__Dataset records on visual material__

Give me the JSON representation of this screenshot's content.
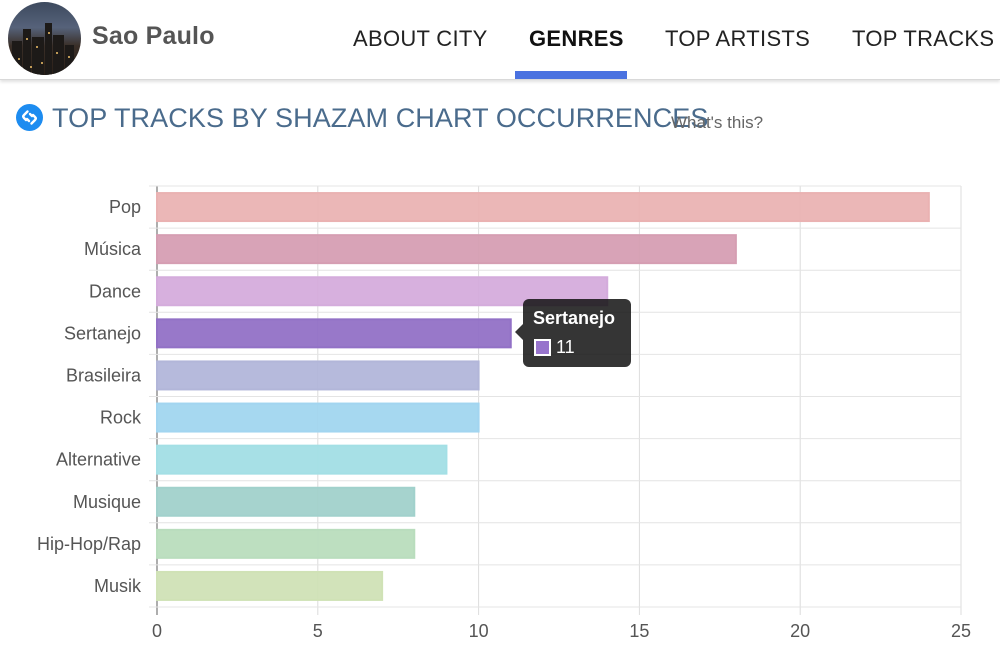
{
  "header": {
    "city": "Sao Paulo",
    "tabs": [
      {
        "label": "ABOUT CITY"
      },
      {
        "label": "GENRES"
      },
      {
        "label": "TOP ARTISTS"
      },
      {
        "label": "TOP TRACKS"
      }
    ],
    "active_tab": "GENRES",
    "accent_color": "#4a72e0"
  },
  "section": {
    "title": "TOP TRACKS BY SHAZAM CHART OCCURRENCES",
    "help_link": "What's this?",
    "icon": "shazam-icon"
  },
  "chart_data": {
    "type": "bar",
    "orientation": "horizontal",
    "categories": [
      "Pop",
      "Música",
      "Dance",
      "Sertanejo",
      "Brasileira",
      "Rock",
      "Alternative",
      "Musique",
      "Hip-Hop/Rap",
      "Musik"
    ],
    "values": [
      24,
      18,
      14,
      11,
      10,
      10,
      9,
      8,
      8,
      7
    ],
    "colors": [
      "#f1b8b8",
      "#dca3b8",
      "#dbb1e3",
      "#9774cc",
      "#b7bce0",
      "#a7dcf7",
      "#a8e6ec",
      "#a6d7d2",
      "#bfe4c3",
      "#d6e9bc"
    ],
    "xlim": [
      0,
      25
    ],
    "xticks": [
      "0",
      "5",
      "10",
      "15",
      "20",
      "25"
    ],
    "grid": true,
    "tooltip": {
      "label": "Sertanejo",
      "value": "11",
      "color": "#9774cc"
    }
  }
}
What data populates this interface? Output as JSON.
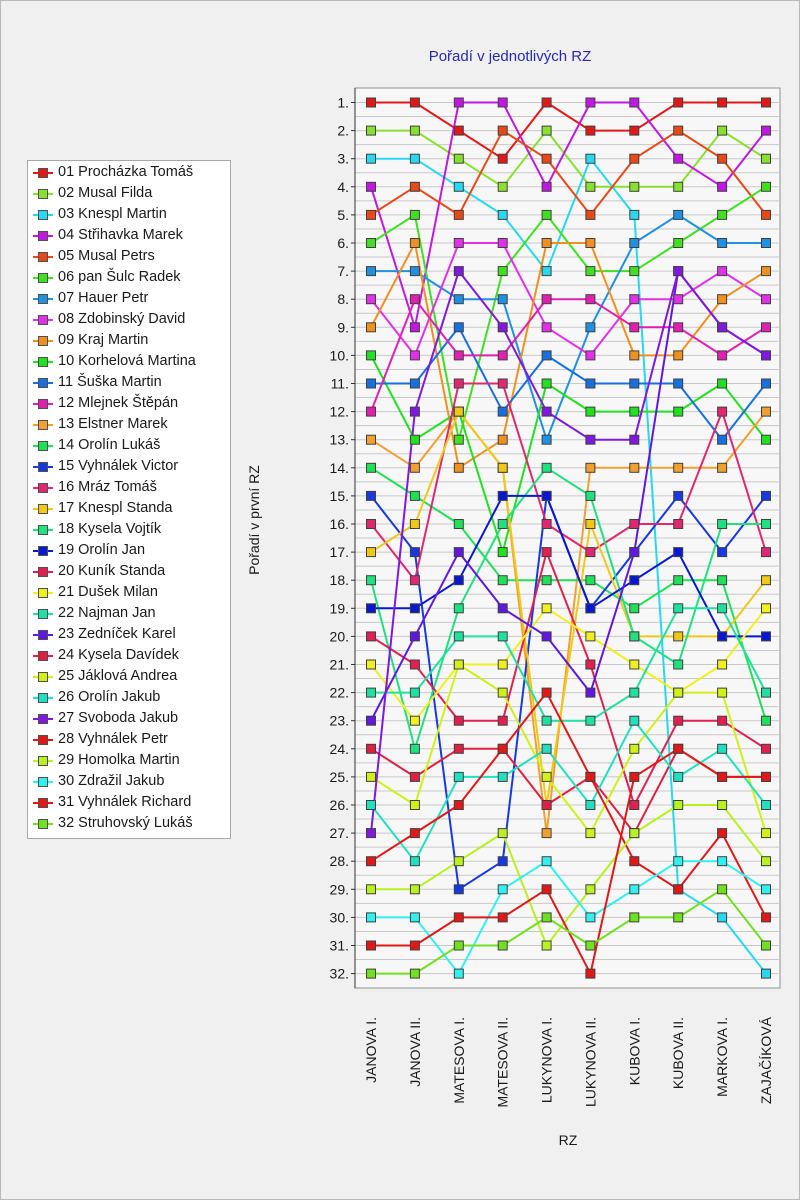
{
  "chart_data": {
    "type": "line",
    "title": "Pořadí v jednotlivých RZ",
    "xlabel": "RZ",
    "ylabel": "Pořadí v první RZ",
    "categories": [
      "JANOVA I.",
      "JANOVA II.",
      "MATESOVA I.",
      "MATESOVA II.",
      "LUKYNOVA I.",
      "LUKYNOVA II.",
      "KUBOVA I.",
      "KUBOVA II.",
      "MARKOVA I.",
      "ZAJAČÍKOVÁ"
    ],
    "y_tick_labels": [
      "1.",
      "2.",
      "3.",
      "4.",
      "5.",
      "6.",
      "7.",
      "8.",
      "9.",
      "10.",
      "11.",
      "12.",
      "13.",
      "14.",
      "15.",
      "16.",
      "17.",
      "18.",
      "19.",
      "20.",
      "21.",
      "22.",
      "23.",
      "24.",
      "25.",
      "26.",
      "27.",
      "28.",
      "29.",
      "30.",
      "31.",
      "32."
    ],
    "ylim": [
      1,
      32
    ],
    "y_inverted": true,
    "grid": true,
    "legend_position": "left",
    "series": [
      {
        "name": "01 Procházka Tomáš",
        "color": "#e01818",
        "values": [
          1,
          1,
          2,
          3,
          1,
          2,
          2,
          1,
          1,
          1
        ]
      },
      {
        "name": "02 Musal Filda",
        "color": "#88e030",
        "values": [
          2,
          2,
          3,
          4,
          2,
          4,
          4,
          4,
          2,
          3
        ]
      },
      {
        "name": "03 Knespl Martin",
        "color": "#28d8f0",
        "values": [
          3,
          3,
          4,
          5,
          7,
          3,
          5,
          29,
          30,
          32
        ]
      },
      {
        "name": "04 Střihavka Marek",
        "color": "#c018e0",
        "values": [
          4,
          9,
          1,
          1,
          4,
          1,
          1,
          3,
          4,
          2
        ]
      },
      {
        "name": "05 Musal Petrs",
        "color": "#e84818",
        "values": [
          5,
          4,
          5,
          2,
          3,
          5,
          3,
          2,
          3,
          5
        ]
      },
      {
        "name": "06 pan Šulc Radek",
        "color": "#40e020",
        "values": [
          6,
          5,
          13,
          7,
          5,
          7,
          7,
          6,
          5,
          4
        ]
      },
      {
        "name": "07 Hauer Petr",
        "color": "#2090e0",
        "values": [
          7,
          7,
          8,
          8,
          13,
          9,
          6,
          5,
          6,
          6
        ]
      },
      {
        "name": "08 Zdobinský David",
        "color": "#e030e8",
        "values": [
          8,
          10,
          6,
          6,
          9,
          10,
          8,
          8,
          7,
          8
        ]
      },
      {
        "name": "09 Kraj Martin",
        "color": "#f09020",
        "values": [
          9,
          6,
          14,
          13,
          6,
          6,
          10,
          10,
          8,
          7
        ]
      },
      {
        "name": "10 Korhelová Martina",
        "color": "#20e020",
        "values": [
          10,
          13,
          12,
          17,
          11,
          12,
          12,
          12,
          11,
          13
        ]
      },
      {
        "name": "11 Šuška Martin",
        "color": "#1870e0",
        "values": [
          11,
          11,
          9,
          12,
          10,
          11,
          11,
          11,
          13,
          11
        ]
      },
      {
        "name": "12 Mlejnek Štěpán",
        "color": "#e020b0",
        "values": [
          12,
          8,
          10,
          10,
          8,
          8,
          9,
          9,
          10,
          9
        ]
      },
      {
        "name": "13 Elstner Marek",
        "color": "#f0a030",
        "values": [
          13,
          14,
          12,
          14,
          27,
          14,
          14,
          14,
          14,
          12
        ]
      },
      {
        "name": "14 Orolín Lukáš",
        "color": "#20e058",
        "values": [
          14,
          15,
          16,
          18,
          18,
          18,
          19,
          18,
          18,
          23
        ]
      },
      {
        "name": "15 Vyhnálek Victor",
        "color": "#1838e0",
        "values": [
          15,
          17,
          29,
          28,
          15,
          19,
          17,
          15,
          17,
          15
        ]
      },
      {
        "name": "16 Mráz Tomáš",
        "color": "#e02870",
        "values": [
          16,
          18,
          11,
          11,
          16,
          17,
          16,
          16,
          12,
          17
        ]
      },
      {
        "name": "17 Knespl Standa",
        "color": "#f0c818",
        "values": [
          17,
          16,
          12,
          14,
          26,
          16,
          20,
          20,
          20,
          18
        ]
      },
      {
        "name": "18 Kysela Vojtík",
        "color": "#20e080",
        "values": [
          18,
          24,
          19,
          16,
          14,
          15,
          20,
          21,
          16,
          16
        ]
      },
      {
        "name": "19 Orolín Jan",
        "color": "#0818d0",
        "values": [
          19,
          19,
          18,
          15,
          15,
          19,
          18,
          17,
          20,
          20
        ]
      },
      {
        "name": "20 Kuník Standa",
        "color": "#e02050",
        "values": [
          20,
          21,
          23,
          23,
          17,
          21,
          26,
          23,
          23,
          24
        ]
      },
      {
        "name": "21 Dušek Milan",
        "color": "#f0f020",
        "values": [
          21,
          23,
          21,
          21,
          19,
          20,
          21,
          22,
          21,
          19
        ]
      },
      {
        "name": "22 Najman Jan",
        "color": "#20e0a0",
        "values": [
          22,
          22,
          20,
          20,
          23,
          23,
          22,
          19,
          19,
          22
        ]
      },
      {
        "name": "23 Zedníček Karel",
        "color": "#6018e0",
        "values": [
          23,
          20,
          17,
          19,
          20,
          22,
          17,
          7,
          9,
          10
        ]
      },
      {
        "name": "24 Kysela Davídek",
        "color": "#e02040",
        "values": [
          24,
          25,
          24,
          24,
          26,
          25,
          27,
          24,
          25,
          25
        ]
      },
      {
        "name": "25 Jáklová Andrea",
        "color": "#d0f018",
        "values": [
          25,
          26,
          21,
          22,
          25,
          27,
          24,
          22,
          22,
          27
        ]
      },
      {
        "name": "26 Orolín Jakub",
        "color": "#20e0c0",
        "values": [
          26,
          28,
          25,
          25,
          24,
          26,
          23,
          25,
          24,
          26
        ]
      },
      {
        "name": "27 Svoboda Jakub",
        "color": "#8018e0",
        "values": [
          27,
          12,
          7,
          9,
          12,
          13,
          13,
          7,
          9,
          10
        ]
      },
      {
        "name": "28 Vyhnálek Petr",
        "color": "#e01818",
        "values": [
          28,
          27,
          26,
          24,
          22,
          25,
          28,
          29,
          27,
          30
        ]
      },
      {
        "name": "29 Homolka Martin",
        "color": "#b8f020",
        "values": [
          29,
          29,
          28,
          27,
          31,
          29,
          27,
          26,
          26,
          28
        ]
      },
      {
        "name": "30 Zdražil Jakub",
        "color": "#30f0f0",
        "values": [
          30,
          30,
          32,
          29,
          28,
          30,
          29,
          28,
          28,
          29
        ]
      },
      {
        "name": "31 Vyhnálek Richard",
        "color": "#e01818",
        "values": [
          31,
          31,
          30,
          30,
          29,
          32,
          25,
          24,
          25,
          25
        ]
      },
      {
        "name": "32 Struhovský Lukáš",
        "color": "#70e020",
        "values": [
          32,
          32,
          31,
          31,
          30,
          31,
          30,
          30,
          29,
          31
        ]
      }
    ]
  }
}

__Challenge__
From the records above, copy every line that holds the word "Musal".

__Answer for this exercise__
        "name": "02 Musal Filda",
        "name": "05 Musal Petrs",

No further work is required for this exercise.